● GIVEN INSTRUCTION: Count the lines below that contain the word "data", and report only that number.

########################################

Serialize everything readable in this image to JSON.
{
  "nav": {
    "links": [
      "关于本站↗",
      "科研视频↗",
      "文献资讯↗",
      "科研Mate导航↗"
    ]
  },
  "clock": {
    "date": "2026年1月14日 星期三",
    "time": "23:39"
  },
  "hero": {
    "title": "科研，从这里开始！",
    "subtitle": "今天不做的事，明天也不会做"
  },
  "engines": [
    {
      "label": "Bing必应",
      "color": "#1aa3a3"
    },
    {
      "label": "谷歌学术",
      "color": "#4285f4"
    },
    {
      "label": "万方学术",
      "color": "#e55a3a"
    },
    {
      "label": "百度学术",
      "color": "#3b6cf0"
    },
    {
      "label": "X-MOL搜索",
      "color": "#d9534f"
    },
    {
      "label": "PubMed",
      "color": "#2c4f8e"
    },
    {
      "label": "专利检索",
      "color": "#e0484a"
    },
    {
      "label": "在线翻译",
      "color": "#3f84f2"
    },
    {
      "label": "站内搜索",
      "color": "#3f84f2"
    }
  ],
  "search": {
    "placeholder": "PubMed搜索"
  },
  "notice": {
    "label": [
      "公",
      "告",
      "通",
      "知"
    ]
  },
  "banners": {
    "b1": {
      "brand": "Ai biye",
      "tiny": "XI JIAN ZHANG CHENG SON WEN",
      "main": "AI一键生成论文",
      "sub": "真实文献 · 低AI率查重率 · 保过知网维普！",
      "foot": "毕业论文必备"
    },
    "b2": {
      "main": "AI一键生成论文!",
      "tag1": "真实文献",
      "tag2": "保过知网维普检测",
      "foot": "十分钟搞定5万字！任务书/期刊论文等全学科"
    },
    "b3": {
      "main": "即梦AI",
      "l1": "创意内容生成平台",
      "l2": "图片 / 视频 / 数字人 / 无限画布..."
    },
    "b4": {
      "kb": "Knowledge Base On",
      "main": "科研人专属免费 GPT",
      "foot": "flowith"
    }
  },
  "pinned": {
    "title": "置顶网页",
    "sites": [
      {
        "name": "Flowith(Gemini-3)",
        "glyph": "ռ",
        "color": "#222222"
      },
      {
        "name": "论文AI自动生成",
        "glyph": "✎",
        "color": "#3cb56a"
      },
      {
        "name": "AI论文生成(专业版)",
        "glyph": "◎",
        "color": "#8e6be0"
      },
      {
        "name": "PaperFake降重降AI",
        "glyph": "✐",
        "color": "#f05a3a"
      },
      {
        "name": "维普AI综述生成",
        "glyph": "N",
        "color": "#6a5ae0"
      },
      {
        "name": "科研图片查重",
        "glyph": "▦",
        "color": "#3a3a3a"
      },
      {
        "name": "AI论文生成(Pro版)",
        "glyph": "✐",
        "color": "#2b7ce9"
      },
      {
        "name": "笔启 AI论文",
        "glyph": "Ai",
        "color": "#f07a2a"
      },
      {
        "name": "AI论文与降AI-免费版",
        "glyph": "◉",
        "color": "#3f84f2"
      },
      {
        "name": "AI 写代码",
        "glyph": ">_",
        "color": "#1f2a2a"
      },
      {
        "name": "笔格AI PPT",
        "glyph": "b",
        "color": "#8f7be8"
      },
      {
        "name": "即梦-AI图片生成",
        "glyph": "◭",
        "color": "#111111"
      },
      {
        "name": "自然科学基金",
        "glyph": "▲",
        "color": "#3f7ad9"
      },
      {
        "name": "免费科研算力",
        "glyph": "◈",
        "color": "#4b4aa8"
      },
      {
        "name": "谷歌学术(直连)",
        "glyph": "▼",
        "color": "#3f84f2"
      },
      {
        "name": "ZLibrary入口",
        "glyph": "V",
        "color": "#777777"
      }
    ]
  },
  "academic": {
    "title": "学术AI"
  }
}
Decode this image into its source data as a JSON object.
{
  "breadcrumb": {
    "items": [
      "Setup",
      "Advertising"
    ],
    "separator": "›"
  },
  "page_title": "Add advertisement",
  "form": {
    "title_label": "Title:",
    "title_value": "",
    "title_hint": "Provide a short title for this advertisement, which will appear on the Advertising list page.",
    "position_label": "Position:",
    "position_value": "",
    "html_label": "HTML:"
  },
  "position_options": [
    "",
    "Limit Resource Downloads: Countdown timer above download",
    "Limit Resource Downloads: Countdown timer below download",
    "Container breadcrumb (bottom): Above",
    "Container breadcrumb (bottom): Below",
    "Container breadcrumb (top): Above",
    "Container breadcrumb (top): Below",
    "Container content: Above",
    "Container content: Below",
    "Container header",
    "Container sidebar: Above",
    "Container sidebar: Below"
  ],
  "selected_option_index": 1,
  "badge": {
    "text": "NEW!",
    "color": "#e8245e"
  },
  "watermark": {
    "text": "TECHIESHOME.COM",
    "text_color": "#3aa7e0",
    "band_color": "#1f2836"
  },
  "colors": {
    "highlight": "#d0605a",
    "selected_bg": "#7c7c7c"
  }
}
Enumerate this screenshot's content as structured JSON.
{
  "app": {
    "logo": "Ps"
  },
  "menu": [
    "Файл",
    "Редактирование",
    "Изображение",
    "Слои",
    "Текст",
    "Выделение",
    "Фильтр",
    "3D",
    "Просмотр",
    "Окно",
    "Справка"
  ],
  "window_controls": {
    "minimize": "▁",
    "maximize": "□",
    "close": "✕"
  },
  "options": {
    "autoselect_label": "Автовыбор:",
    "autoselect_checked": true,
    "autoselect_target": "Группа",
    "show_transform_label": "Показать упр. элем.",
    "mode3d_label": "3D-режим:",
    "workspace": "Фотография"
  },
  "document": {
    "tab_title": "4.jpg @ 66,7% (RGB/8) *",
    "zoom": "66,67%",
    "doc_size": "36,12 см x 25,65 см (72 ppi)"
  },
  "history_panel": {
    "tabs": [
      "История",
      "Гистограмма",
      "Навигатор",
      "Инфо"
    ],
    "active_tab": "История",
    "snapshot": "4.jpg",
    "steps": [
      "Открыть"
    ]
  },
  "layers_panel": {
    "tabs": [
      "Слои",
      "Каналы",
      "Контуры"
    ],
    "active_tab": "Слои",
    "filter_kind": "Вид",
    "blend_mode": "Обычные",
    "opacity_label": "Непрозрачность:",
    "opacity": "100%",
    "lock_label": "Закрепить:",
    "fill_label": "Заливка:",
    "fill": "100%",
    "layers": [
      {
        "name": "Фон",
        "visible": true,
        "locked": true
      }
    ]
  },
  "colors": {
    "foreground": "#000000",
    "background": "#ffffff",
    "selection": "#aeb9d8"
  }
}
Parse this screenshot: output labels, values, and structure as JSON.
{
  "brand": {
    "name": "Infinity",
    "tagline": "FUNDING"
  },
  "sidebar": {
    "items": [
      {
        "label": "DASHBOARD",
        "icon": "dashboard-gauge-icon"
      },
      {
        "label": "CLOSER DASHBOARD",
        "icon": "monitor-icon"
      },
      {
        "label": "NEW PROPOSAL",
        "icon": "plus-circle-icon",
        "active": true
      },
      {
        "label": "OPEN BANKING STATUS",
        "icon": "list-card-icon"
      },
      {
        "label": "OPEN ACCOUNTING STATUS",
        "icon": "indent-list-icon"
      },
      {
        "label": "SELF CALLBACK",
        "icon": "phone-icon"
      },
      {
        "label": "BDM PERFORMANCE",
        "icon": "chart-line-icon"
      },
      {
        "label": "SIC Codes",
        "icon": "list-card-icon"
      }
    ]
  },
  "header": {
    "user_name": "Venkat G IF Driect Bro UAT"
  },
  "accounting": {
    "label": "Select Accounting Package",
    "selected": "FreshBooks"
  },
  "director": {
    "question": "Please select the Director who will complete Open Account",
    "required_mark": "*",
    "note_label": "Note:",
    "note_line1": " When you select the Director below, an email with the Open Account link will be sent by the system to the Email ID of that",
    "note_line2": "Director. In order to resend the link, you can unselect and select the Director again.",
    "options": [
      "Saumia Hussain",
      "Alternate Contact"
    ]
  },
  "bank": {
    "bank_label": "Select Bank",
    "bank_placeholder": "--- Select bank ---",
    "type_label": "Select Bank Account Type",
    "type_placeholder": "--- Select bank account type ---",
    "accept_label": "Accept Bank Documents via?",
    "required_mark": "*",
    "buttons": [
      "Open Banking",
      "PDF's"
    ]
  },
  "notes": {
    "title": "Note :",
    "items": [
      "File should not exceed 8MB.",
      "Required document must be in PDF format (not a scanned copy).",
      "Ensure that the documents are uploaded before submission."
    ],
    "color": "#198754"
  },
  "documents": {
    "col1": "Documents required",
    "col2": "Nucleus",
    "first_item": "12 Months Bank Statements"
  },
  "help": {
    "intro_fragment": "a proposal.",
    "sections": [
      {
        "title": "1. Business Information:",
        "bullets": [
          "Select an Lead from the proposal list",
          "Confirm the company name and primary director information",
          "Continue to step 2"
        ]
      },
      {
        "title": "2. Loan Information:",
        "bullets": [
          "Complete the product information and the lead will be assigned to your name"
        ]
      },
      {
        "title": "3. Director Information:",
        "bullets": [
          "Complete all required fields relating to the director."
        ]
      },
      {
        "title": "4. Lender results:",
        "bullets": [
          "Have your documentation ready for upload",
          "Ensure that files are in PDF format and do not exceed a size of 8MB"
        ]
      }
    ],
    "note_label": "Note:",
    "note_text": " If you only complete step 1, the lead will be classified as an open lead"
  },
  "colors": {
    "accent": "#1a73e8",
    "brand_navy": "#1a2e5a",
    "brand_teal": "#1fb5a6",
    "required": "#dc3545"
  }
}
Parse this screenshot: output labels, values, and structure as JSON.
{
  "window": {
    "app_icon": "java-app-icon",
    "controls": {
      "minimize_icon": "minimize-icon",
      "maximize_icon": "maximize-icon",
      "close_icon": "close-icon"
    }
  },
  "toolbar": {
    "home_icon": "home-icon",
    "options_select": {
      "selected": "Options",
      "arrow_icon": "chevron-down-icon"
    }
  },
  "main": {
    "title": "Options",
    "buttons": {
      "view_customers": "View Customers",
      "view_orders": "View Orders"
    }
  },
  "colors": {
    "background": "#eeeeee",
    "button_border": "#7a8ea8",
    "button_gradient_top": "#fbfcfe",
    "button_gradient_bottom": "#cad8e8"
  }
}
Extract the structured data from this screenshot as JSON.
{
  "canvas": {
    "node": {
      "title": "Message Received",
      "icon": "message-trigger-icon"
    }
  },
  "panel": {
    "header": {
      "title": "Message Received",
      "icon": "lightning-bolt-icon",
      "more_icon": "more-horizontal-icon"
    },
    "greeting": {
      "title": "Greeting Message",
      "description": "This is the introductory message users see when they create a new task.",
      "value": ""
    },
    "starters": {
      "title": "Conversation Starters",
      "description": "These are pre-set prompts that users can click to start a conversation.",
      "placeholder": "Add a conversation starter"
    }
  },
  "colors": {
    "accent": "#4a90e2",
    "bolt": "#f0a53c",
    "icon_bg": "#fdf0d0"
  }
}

########################################

● FINAL RESULT: 2